» **Given instruction**
Lines containing the string "content" are to be counted. Write only how many there are.

» **Data lines**
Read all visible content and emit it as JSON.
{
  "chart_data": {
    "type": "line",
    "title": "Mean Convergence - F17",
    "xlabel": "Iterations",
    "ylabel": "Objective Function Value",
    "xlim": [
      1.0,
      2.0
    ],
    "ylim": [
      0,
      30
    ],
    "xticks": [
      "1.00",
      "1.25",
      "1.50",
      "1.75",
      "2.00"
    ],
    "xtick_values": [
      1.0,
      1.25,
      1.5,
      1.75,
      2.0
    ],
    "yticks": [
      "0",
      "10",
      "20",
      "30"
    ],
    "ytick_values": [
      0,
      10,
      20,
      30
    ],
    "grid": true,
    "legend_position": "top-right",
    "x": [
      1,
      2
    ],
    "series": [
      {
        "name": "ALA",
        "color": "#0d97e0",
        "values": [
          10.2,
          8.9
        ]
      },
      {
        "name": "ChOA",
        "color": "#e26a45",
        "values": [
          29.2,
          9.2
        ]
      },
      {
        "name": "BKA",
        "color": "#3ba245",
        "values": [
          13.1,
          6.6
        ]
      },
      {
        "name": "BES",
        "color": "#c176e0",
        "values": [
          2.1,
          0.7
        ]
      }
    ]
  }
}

---

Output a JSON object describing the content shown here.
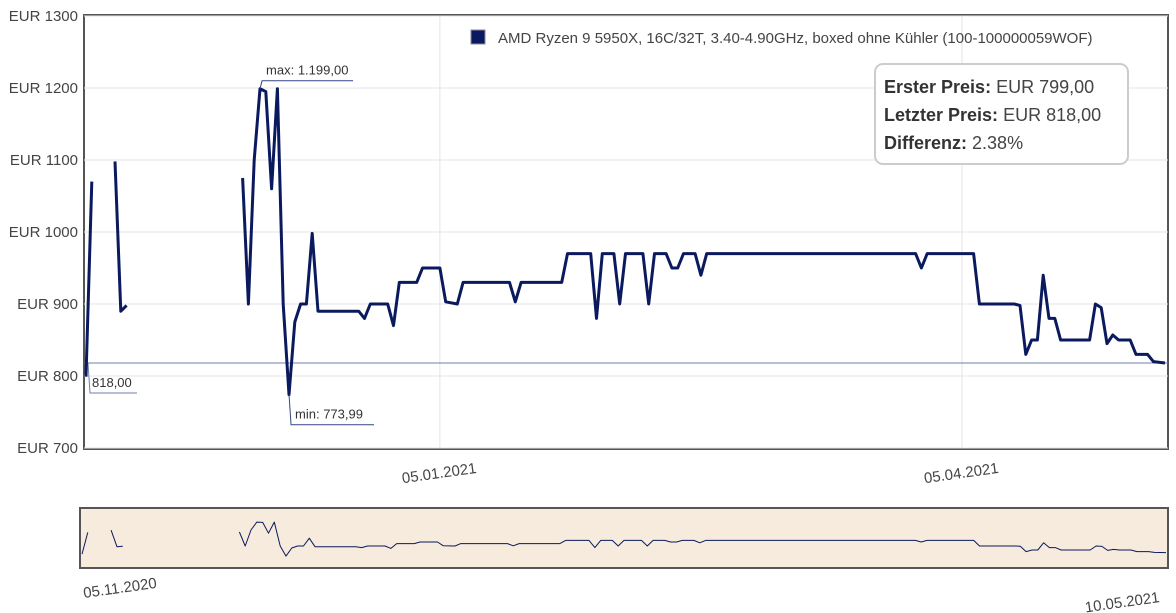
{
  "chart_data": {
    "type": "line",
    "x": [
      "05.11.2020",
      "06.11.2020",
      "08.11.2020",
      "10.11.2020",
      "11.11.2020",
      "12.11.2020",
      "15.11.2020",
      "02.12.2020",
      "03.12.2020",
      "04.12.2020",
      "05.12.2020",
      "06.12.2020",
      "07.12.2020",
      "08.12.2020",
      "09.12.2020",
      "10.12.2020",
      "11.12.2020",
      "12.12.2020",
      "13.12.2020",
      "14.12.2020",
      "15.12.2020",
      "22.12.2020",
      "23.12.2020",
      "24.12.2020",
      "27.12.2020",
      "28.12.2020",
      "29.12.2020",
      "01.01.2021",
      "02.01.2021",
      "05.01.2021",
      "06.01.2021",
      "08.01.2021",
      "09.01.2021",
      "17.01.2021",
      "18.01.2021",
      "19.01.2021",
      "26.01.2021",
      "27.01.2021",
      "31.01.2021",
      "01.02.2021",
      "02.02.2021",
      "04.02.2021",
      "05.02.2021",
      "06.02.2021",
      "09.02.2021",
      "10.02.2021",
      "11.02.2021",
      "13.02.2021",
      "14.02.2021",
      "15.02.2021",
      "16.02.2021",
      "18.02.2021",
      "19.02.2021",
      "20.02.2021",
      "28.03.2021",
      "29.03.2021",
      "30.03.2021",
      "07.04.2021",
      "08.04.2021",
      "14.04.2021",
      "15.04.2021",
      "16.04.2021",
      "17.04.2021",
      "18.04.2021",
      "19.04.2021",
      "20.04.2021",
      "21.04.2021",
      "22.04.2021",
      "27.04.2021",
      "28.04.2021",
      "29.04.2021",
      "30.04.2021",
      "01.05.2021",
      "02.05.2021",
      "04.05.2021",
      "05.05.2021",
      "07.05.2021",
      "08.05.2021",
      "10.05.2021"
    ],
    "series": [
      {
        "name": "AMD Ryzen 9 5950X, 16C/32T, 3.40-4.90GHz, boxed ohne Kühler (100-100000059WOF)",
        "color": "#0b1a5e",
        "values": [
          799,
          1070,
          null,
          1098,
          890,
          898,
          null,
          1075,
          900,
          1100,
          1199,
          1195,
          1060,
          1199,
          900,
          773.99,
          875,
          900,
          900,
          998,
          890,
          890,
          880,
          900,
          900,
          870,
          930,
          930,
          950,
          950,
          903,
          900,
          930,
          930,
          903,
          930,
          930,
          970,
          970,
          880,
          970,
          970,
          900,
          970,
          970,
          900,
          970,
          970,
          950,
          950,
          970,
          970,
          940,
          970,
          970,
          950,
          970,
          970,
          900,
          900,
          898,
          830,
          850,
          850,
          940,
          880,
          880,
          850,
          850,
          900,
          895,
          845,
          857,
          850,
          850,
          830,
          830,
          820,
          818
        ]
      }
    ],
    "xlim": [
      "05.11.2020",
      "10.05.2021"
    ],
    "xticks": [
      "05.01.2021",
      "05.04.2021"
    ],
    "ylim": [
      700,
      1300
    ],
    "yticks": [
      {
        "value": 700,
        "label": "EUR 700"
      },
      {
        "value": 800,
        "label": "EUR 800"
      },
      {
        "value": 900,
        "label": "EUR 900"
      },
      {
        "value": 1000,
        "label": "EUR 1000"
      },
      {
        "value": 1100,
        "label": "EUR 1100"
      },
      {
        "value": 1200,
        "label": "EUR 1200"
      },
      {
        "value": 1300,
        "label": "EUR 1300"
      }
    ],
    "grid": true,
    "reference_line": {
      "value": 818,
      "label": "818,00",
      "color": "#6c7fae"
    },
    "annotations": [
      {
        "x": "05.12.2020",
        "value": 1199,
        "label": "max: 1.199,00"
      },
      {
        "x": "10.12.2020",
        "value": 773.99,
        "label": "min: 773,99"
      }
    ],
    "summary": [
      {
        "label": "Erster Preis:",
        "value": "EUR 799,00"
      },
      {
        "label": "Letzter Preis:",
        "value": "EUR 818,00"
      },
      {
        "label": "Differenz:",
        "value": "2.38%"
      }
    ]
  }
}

* * *

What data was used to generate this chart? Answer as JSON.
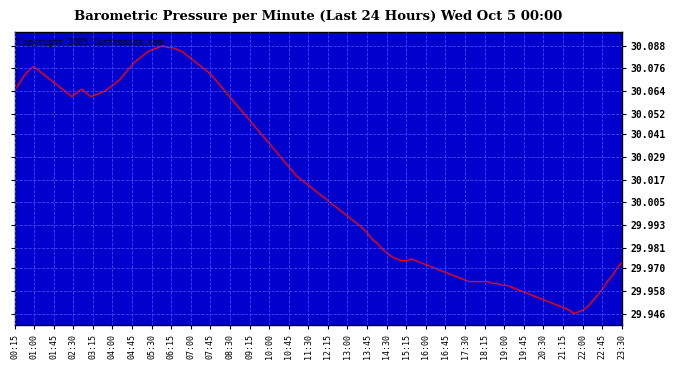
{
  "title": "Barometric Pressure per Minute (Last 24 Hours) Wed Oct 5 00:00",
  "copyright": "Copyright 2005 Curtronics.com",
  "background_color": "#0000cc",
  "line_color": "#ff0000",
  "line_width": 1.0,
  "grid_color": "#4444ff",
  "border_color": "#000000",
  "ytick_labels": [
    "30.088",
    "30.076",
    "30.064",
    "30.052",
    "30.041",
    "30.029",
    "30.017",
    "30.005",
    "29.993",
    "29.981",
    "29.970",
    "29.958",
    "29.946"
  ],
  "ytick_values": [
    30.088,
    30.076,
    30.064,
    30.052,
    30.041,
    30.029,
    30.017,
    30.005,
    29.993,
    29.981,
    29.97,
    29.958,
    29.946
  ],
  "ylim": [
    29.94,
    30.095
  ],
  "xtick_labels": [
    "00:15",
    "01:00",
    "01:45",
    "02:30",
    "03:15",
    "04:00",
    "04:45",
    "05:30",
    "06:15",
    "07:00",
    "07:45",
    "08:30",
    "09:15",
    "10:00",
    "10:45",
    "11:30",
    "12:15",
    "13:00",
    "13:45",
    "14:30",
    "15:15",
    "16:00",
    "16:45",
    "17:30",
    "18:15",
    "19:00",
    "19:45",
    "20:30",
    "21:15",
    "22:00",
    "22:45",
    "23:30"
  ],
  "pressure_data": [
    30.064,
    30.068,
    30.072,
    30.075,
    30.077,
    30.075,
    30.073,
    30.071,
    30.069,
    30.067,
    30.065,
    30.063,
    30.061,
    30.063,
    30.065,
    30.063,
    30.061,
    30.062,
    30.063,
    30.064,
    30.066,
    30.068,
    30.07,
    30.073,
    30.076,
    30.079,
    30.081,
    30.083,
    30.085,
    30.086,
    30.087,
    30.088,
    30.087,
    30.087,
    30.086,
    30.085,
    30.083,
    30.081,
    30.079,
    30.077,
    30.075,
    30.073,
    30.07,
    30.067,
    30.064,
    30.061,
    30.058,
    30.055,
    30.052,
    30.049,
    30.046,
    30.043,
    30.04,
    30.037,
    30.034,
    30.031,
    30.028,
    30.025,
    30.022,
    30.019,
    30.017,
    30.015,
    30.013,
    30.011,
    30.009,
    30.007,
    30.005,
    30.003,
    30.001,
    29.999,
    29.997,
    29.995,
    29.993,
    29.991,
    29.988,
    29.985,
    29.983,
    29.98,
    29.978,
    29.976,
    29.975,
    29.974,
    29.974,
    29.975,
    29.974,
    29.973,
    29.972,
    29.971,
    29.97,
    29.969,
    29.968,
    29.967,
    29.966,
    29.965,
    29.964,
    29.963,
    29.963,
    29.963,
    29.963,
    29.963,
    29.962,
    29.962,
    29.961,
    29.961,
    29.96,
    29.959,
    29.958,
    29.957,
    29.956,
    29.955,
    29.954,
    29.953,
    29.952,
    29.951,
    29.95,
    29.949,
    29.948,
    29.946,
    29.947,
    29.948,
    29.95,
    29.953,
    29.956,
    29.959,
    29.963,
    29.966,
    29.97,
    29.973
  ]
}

» **Written answer**
2